-- Start of Data to process --

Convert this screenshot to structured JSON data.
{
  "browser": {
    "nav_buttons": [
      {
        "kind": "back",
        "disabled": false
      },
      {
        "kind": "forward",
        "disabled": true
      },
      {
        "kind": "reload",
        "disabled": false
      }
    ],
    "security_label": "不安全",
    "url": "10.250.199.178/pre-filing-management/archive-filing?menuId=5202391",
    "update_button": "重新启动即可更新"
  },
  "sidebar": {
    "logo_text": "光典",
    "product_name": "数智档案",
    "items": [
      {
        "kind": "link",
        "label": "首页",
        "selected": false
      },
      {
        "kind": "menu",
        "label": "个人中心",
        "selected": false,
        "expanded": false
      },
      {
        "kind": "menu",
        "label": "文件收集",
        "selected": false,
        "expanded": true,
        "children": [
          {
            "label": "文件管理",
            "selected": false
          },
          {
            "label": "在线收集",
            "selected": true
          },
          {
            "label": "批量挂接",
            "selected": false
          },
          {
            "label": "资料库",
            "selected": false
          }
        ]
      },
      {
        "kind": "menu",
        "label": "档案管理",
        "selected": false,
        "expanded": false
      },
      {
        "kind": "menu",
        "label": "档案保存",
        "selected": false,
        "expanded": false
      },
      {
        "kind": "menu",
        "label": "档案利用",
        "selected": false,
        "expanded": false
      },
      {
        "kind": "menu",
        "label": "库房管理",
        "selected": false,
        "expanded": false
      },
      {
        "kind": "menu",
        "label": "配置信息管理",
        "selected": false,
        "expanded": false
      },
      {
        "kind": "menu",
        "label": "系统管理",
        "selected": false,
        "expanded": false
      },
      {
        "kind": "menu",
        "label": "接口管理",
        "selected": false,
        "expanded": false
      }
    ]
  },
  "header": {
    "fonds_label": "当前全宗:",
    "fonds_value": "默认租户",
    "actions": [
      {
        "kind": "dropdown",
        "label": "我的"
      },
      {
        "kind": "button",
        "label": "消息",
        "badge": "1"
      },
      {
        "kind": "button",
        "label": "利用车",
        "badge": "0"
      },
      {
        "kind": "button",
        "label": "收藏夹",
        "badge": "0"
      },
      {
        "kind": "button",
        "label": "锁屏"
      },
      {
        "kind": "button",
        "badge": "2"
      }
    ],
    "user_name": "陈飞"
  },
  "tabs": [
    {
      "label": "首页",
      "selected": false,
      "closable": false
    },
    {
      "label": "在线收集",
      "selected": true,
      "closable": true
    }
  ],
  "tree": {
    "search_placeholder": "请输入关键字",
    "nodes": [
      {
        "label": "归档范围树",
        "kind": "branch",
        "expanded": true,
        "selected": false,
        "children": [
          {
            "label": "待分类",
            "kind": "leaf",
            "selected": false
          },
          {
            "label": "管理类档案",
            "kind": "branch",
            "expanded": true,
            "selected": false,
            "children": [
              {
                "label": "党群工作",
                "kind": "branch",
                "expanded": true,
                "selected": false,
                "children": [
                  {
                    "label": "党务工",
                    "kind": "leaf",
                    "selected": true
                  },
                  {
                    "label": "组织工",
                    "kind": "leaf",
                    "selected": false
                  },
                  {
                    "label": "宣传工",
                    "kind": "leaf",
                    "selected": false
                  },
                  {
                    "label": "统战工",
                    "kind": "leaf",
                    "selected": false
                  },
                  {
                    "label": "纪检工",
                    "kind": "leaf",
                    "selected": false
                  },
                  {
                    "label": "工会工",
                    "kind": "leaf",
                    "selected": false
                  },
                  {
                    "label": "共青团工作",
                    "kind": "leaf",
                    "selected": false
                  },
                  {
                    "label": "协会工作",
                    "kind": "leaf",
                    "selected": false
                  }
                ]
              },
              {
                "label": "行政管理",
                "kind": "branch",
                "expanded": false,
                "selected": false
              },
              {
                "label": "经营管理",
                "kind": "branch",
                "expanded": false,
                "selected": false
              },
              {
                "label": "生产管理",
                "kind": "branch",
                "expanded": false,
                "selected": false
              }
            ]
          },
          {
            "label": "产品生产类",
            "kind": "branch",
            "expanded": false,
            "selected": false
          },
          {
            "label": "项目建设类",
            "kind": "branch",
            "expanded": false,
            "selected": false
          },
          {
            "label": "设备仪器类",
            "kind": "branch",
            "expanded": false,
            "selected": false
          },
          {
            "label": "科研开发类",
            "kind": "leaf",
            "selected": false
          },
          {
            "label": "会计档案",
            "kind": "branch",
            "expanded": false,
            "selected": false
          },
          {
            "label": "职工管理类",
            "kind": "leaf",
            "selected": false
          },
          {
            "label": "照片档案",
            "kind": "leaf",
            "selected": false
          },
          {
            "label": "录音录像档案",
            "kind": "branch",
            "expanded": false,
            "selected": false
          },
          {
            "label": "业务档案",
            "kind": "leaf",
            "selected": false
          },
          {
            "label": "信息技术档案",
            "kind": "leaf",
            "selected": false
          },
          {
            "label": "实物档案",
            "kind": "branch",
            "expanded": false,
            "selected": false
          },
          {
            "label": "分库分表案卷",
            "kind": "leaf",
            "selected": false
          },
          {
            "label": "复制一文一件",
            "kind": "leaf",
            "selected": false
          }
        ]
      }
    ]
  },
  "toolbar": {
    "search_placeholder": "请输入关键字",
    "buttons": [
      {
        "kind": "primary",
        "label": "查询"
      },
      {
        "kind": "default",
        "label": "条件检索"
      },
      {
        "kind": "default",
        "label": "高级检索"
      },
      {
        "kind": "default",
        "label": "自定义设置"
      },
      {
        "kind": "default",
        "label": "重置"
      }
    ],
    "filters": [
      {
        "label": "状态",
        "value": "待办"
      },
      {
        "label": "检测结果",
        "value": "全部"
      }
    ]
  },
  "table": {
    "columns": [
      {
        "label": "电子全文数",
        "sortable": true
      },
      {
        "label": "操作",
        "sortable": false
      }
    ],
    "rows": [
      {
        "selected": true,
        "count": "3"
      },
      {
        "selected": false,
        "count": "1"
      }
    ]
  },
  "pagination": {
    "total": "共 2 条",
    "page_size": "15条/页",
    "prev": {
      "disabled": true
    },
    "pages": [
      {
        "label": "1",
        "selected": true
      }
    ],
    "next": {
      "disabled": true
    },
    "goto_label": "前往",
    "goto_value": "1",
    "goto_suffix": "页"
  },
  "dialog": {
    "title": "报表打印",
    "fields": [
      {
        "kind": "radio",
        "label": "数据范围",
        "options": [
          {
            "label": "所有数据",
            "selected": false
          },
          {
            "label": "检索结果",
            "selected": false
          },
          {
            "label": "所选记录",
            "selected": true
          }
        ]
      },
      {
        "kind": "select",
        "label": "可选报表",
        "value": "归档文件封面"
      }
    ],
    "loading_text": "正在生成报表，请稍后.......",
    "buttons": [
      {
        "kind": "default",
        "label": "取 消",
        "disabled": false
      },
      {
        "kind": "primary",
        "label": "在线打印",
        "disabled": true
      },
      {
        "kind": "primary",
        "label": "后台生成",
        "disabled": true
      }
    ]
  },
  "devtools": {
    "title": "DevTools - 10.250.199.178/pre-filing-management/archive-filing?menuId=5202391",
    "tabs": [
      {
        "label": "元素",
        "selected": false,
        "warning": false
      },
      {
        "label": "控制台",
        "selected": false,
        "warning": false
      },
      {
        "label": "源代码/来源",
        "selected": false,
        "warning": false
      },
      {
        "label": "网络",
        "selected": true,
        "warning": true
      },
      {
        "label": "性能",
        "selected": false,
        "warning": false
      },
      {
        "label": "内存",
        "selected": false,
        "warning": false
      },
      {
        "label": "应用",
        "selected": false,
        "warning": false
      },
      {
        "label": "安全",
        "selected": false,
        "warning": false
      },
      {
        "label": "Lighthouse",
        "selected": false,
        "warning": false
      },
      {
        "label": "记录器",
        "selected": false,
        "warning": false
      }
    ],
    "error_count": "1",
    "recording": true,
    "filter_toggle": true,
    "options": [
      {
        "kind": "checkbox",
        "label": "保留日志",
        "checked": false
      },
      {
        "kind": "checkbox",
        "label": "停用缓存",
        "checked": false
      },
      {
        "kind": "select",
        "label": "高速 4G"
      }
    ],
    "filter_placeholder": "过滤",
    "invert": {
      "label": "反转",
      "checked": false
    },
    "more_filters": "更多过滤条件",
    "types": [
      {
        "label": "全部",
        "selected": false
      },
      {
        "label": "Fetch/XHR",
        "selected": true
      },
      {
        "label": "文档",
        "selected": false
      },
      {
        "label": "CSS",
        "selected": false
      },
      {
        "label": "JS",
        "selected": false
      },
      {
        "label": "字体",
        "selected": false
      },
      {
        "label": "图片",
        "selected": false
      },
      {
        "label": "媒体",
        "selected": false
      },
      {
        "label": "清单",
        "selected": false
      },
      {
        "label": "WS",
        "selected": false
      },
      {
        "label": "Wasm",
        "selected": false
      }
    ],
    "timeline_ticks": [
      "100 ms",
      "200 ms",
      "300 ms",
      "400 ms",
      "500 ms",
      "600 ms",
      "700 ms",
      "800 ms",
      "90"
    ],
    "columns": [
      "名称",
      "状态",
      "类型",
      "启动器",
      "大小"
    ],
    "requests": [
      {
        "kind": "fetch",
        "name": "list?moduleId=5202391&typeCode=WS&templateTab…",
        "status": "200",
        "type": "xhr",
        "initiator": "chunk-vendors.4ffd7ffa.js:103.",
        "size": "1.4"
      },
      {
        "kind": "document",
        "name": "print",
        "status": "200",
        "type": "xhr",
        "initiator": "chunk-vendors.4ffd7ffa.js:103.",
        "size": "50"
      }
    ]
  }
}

-- End of Data to process --

[Problem to solve]: Read the entries above, then pull out the lines that include "menuId".

[Full answer]:
    "url": "10.250.199.178/pre-filing-management/archive-filing?menuId=5202391",
    "title": "DevTools - 10.250.199.178/pre-filing-management/archive-filing?menuId=5202391",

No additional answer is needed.